Written problem
Write out the full set of records exactly. Any pictures in them do not belong in the copy.

──────────────────────────────

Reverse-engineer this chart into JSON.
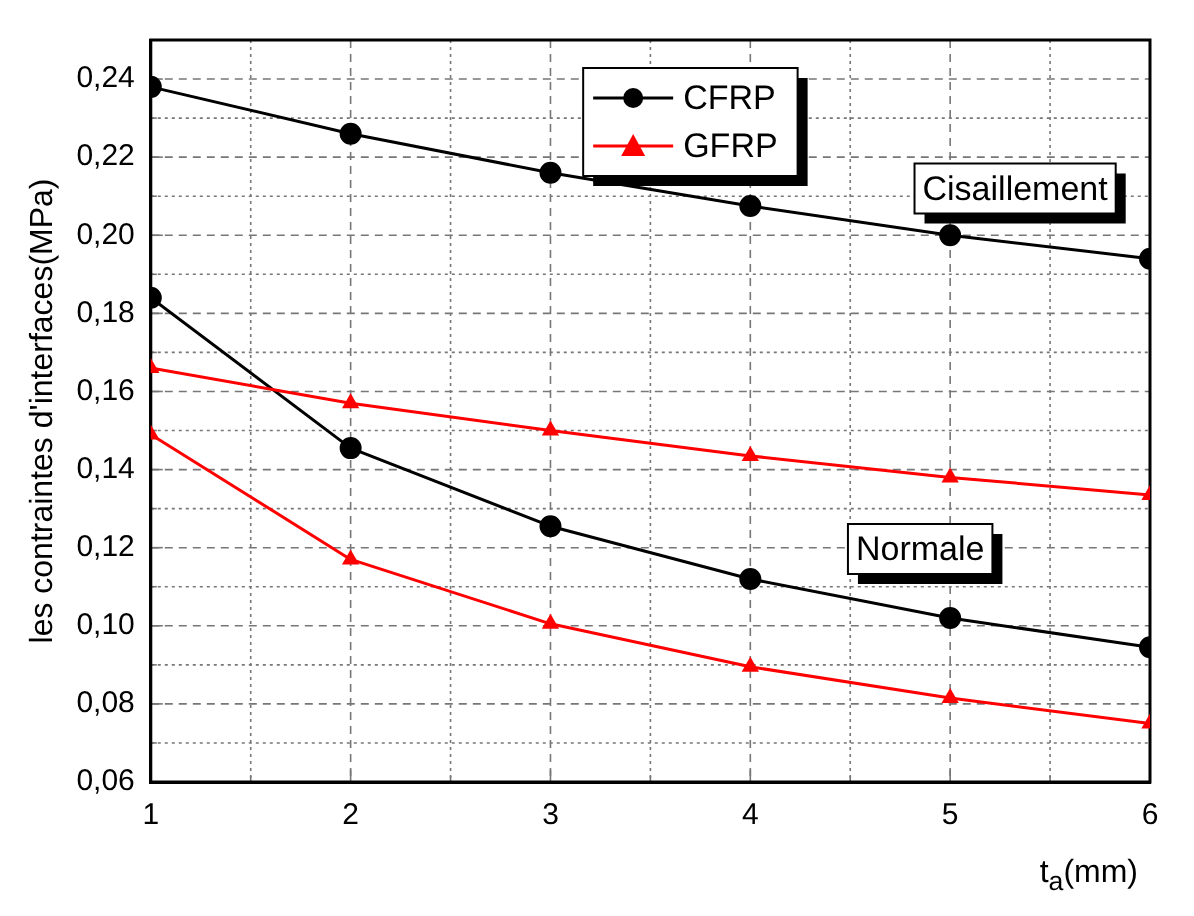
{
  "chart_data": {
    "type": "line",
    "x": [
      1,
      2,
      3,
      4,
      5,
      6
    ],
    "series": [
      {
        "name": "CFRP",
        "color": "#000000",
        "marker": "circle",
        "values": [
          0.238,
          0.226,
          0.216,
          0.2075,
          0.2,
          0.194
        ]
      },
      {
        "name": "GFRP",
        "color": "#ff0000",
        "marker": "triangle",
        "values": [
          0.166,
          0.157,
          0.15,
          0.1435,
          0.138,
          0.1335
        ]
      },
      {
        "color": "#000000",
        "marker": "circle",
        "values": [
          0.184,
          0.1455,
          0.1255,
          0.112,
          0.102,
          0.0945
        ]
      },
      {
        "color": "#ff0000",
        "marker": "triangle",
        "values": [
          0.149,
          0.117,
          0.1005,
          0.0895,
          0.0815,
          0.075
        ]
      }
    ],
    "xlabel": "t$_{a}$(mm)",
    "ylabel": "les contraintes d'interfaces(MPa)",
    "xlim": [
      1,
      6
    ],
    "xticks": [
      1,
      {
        "value": 1.5,
        "label": null
      },
      2,
      {
        "value": 2.5,
        "label": null
      },
      3,
      {
        "value": 3.5,
        "label": null
      },
      4,
      {
        "value": 4.5,
        "label": null
      },
      5,
      {
        "value": 5.5,
        "label": null
      },
      6
    ],
    "ylim": [
      0.06,
      0.25
    ],
    "yticks": [
      {
        "value": 0.06,
        "label": "0,06"
      },
      {
        "value": 0.07,
        "label": null
      },
      {
        "value": 0.08,
        "label": "0,08"
      },
      {
        "value": 0.09,
        "label": null
      },
      {
        "value": 0.1,
        "label": "0,10"
      },
      {
        "value": 0.11,
        "label": null
      },
      {
        "value": 0.12,
        "label": "0,12"
      },
      {
        "value": 0.13,
        "label": null
      },
      {
        "value": 0.14,
        "label": "0,14"
      },
      {
        "value": 0.15,
        "label": null
      },
      {
        "value": 0.16,
        "label": "0,16"
      },
      {
        "value": 0.17,
        "label": null
      },
      {
        "value": 0.18,
        "label": "0,18"
      },
      {
        "value": 0.19,
        "label": null
      },
      {
        "value": 0.2,
        "label": "0,20"
      },
      {
        "value": 0.21,
        "label": null
      },
      {
        "value": 0.22,
        "label": "0,22"
      },
      {
        "value": 0.23,
        "label": null
      },
      {
        "value": 0.24,
        "label": "0,24"
      }
    ],
    "grid": true,
    "legend": "top",
    "line_style": "solid",
    "annotations": [
      "Cisaillement",
      "Normale"
    ]
  }
}
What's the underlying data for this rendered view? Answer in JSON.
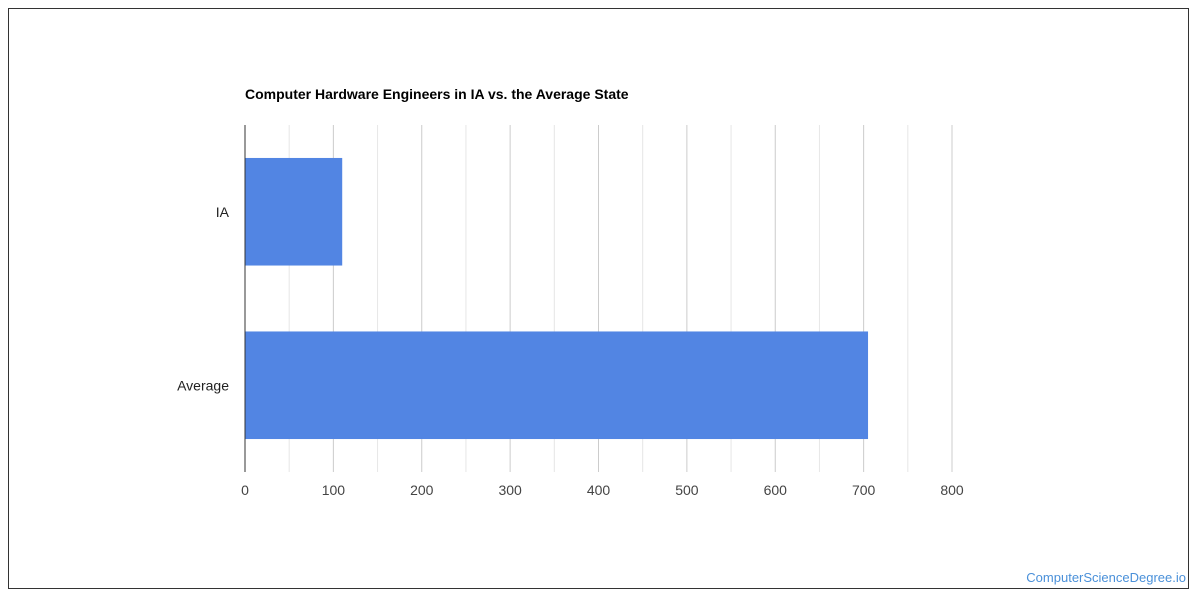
{
  "chart_data": {
    "type": "bar",
    "orientation": "horizontal",
    "title": "Computer Hardware Engineers in IA vs. the Average State",
    "categories": [
      "IA",
      "Average"
    ],
    "values": [
      110,
      705
    ],
    "xlim": [
      0,
      800
    ],
    "x_ticks": [
      0,
      100,
      200,
      300,
      400,
      500,
      600,
      700,
      800
    ],
    "grid": true,
    "bar_color": "#5285e3",
    "legend": "none"
  },
  "watermark": "ComputerScienceDegree.io"
}
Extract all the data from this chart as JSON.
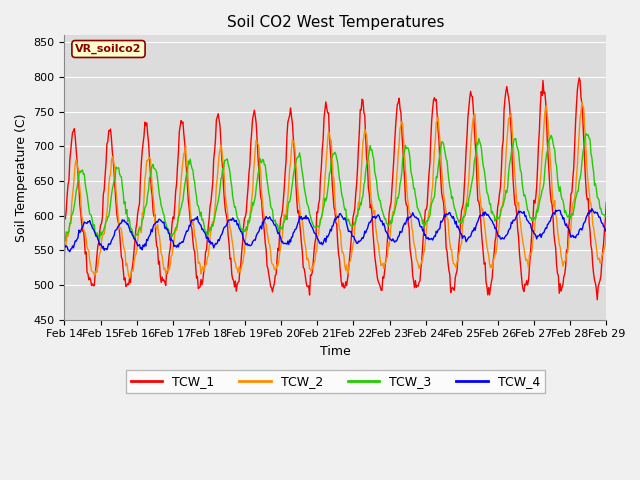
{
  "title": "Soil CO2 West Temperatures",
  "xlabel": "Time",
  "ylabel": "Soil Temperature (C)",
  "ylim": [
    450,
    860
  ],
  "yticks": [
    450,
    500,
    550,
    600,
    650,
    700,
    750,
    800,
    850
  ],
  "x_labels": [
    "Feb 14",
    "Feb 15",
    "Feb 16",
    "Feb 17",
    "Feb 18",
    "Feb 19",
    "Feb 20",
    "Feb 21",
    "Feb 22",
    "Feb 23",
    "Feb 24",
    "Feb 25",
    "Feb 26",
    "Feb 27",
    "Feb 28",
    "Feb 29"
  ],
  "legend_label": "VR_soilco2",
  "series_names": [
    "TCW_1",
    "TCW_2",
    "TCW_3",
    "TCW_4"
  ],
  "series_colors": [
    "#ff0000",
    "#ff8c00",
    "#22cc00",
    "#0000ff"
  ],
  "plot_bg_color": "#dcdcdc",
  "fig_bg_color": "#f0f0f0",
  "title_fontsize": 11,
  "axis_label_fontsize": 9,
  "tick_label_fontsize": 8,
  "n_days": 15,
  "n_pts": 600
}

──────────────────────────────

Response to the exercise
Reverse-engineer this chart into JSON.
{
  "chart_data": {
    "type": "line",
    "x": [
      1,
      2,
      3,
      4,
      5,
      6
    ],
    "series": [
      {
        "name": "CFRP",
        "color": "#000000",
        "marker": "circle",
        "values": [
          0.238,
          0.226,
          0.216,
          0.2075,
          0.2,
          0.194
        ]
      },
      {
        "name": "GFRP",
        "color": "#ff0000",
        "marker": "triangle",
        "values": [
          0.166,
          0.157,
          0.15,
          0.1435,
          0.138,
          0.1335
        ]
      },
      {
        "color": "#000000",
        "marker": "circle",
        "values": [
          0.184,
          0.1455,
          0.1255,
          0.112,
          0.102,
          0.0945
        ]
      },
      {
        "color": "#ff0000",
        "marker": "triangle",
        "values": [
          0.149,
          0.117,
          0.1005,
          0.0895,
          0.0815,
          0.075
        ]
      }
    ],
    "xlabel": "t$_{a}$(mm)",
    "ylabel": "les contraintes d'interfaces(MPa)",
    "xlim": [
      1,
      6
    ],
    "xticks": [
      1,
      {
        "value": 1.5,
        "label": null
      },
      2,
      {
        "value": 2.5,
        "label": null
      },
      3,
      {
        "value": 3.5,
        "label": null
      },
      4,
      {
        "value": 4.5,
        "label": null
      },
      5,
      {
        "value": 5.5,
        "label": null
      },
      6
    ],
    "ylim": [
      0.06,
      0.25
    ],
    "yticks": [
      {
        "value": 0.06,
        "label": "0,06"
      },
      {
        "value": 0.07,
        "label": null
      },
      {
        "value": 0.08,
        "label": "0,08"
      },
      {
        "value": 0.09,
        "label": null
      },
      {
        "value": 0.1,
        "label": "0,10"
      },
      {
        "value": 0.11,
        "label": null
      },
      {
        "value": 0.12,
        "label": "0,12"
      },
      {
        "value": 0.13,
        "label": null
      },
      {
        "value": 0.14,
        "label": "0,14"
      },
      {
        "value": 0.15,
        "label": null
      },
      {
        "value": 0.16,
        "label": "0,16"
      },
      {
        "value": 0.17,
        "label": null
      },
      {
        "value": 0.18,
        "label": "0,18"
      },
      {
        "value": 0.19,
        "label": null
      },
      {
        "value": 0.2,
        "label": "0,20"
      },
      {
        "value": 0.21,
        "label": null
      },
      {
        "value": 0.22,
        "label": "0,22"
      },
      {
        "value": 0.23,
        "label": null
      },
      {
        "value": 0.24,
        "label": "0,24"
      }
    ],
    "grid": true,
    "legend": "top",
    "line_style": "solid",
    "annotations": [
      "Cisaillement",
      "Normale"
    ]
  }
}
What's the underlying data for this rendered view? Answer in JSON.
{
  "chart_data": {
    "type": "bar",
    "orientation": "horizontal",
    "title": "Computer Hardware Engineers in IA vs. the Average State",
    "categories": [
      "IA",
      "Average"
    ],
    "values": [
      110,
      705
    ],
    "xlim": [
      0,
      800
    ],
    "x_ticks": [
      0,
      100,
      200,
      300,
      400,
      500,
      600,
      700,
      800
    ],
    "grid": true,
    "bar_color": "#5285e3",
    "legend": "none"
  },
  "watermark": "ComputerScienceDegree.io"
}
Extract all the data from this chart as JSON.
{
  "title": "Soil CO2 West Temperatures",
  "xlabel": "Time",
  "ylabel": "Soil Temperature (C)",
  "ylim": [
    450,
    860
  ],
  "yticks": [
    450,
    500,
    550,
    600,
    650,
    700,
    750,
    800,
    850
  ],
  "x_labels": [
    "Feb 14",
    "Feb 15",
    "Feb 16",
    "Feb 17",
    "Feb 18",
    "Feb 19",
    "Feb 20",
    "Feb 21",
    "Feb 22",
    "Feb 23",
    "Feb 24",
    "Feb 25",
    "Feb 26",
    "Feb 27",
    "Feb 28",
    "Feb 29"
  ],
  "legend_label": "VR_soilco2",
  "series_names": [
    "TCW_1",
    "TCW_2",
    "TCW_3",
    "TCW_4"
  ],
  "series_colors": [
    "#ff0000",
    "#ff8c00",
    "#22cc00",
    "#0000ff"
  ],
  "plot_bg_color": "#dcdcdc",
  "fig_bg_color": "#f0f0f0",
  "title_fontsize": 11,
  "axis_label_fontsize": 9,
  "tick_label_fontsize": 8,
  "n_days": 15,
  "n_pts": 600
}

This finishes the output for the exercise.